Exercise prompt:
How many lines in the records below hold the string "Associates"? Please answer with the number and nothing more.

****************************************

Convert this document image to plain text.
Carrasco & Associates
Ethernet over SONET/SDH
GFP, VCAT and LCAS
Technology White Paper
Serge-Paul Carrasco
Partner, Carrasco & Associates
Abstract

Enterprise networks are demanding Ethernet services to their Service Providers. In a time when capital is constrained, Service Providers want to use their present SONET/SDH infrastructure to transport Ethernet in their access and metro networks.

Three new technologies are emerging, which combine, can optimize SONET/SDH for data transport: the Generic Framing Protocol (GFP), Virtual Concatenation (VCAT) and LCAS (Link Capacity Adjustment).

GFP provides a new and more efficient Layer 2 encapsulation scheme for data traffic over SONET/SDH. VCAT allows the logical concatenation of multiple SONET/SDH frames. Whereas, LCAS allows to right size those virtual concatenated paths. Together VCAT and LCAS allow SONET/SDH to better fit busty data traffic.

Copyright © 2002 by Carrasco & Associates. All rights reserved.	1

****************************************

The solution:
3